[START Dataset records]

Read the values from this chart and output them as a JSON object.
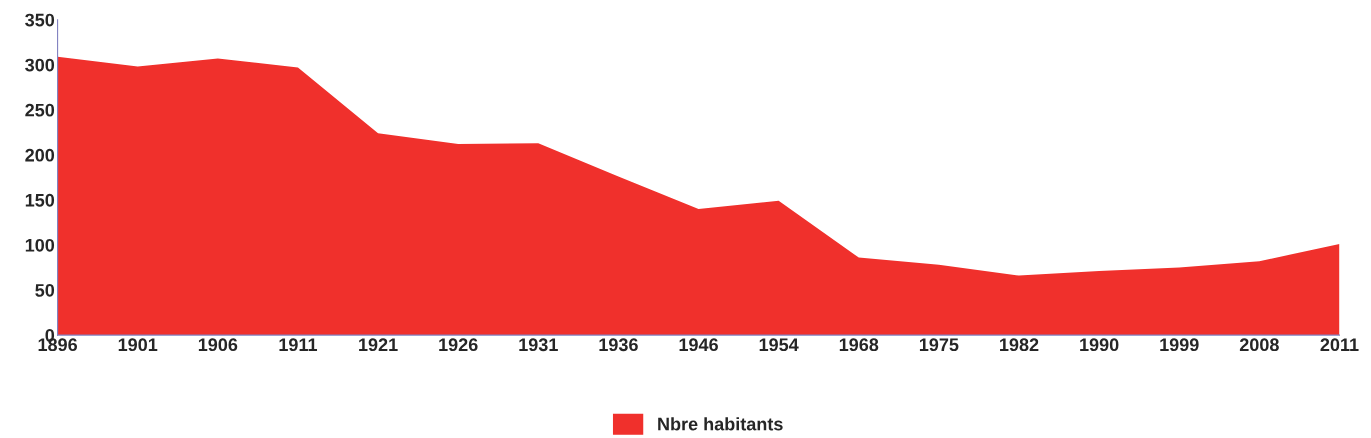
{
  "chart_data": {
    "type": "area",
    "categories": [
      "1896",
      "1901",
      "1906",
      "1911",
      "1921",
      "1926",
      "1931",
      "1936",
      "1946",
      "1954",
      "1968",
      "1975",
      "1982",
      "1990",
      "1999",
      "2008",
      "2011"
    ],
    "series": [
      {
        "name": "Nbre habitants",
        "color": "#f0302c",
        "values": [
          309,
          298,
          307,
          297,
          224,
          212,
          213,
          176,
          140,
          149,
          86,
          78,
          66,
          71,
          75,
          82,
          101
        ]
      }
    ],
    "ylim": [
      0,
      350
    ],
    "yticks": [
      0,
      50,
      100,
      150,
      200,
      250,
      300,
      350
    ],
    "grid": false,
    "legend": "bottom"
  }
}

[END Dataset records]

### Objective
Go through the material above and count the lines that include "values". Give the number alone.

### Output
2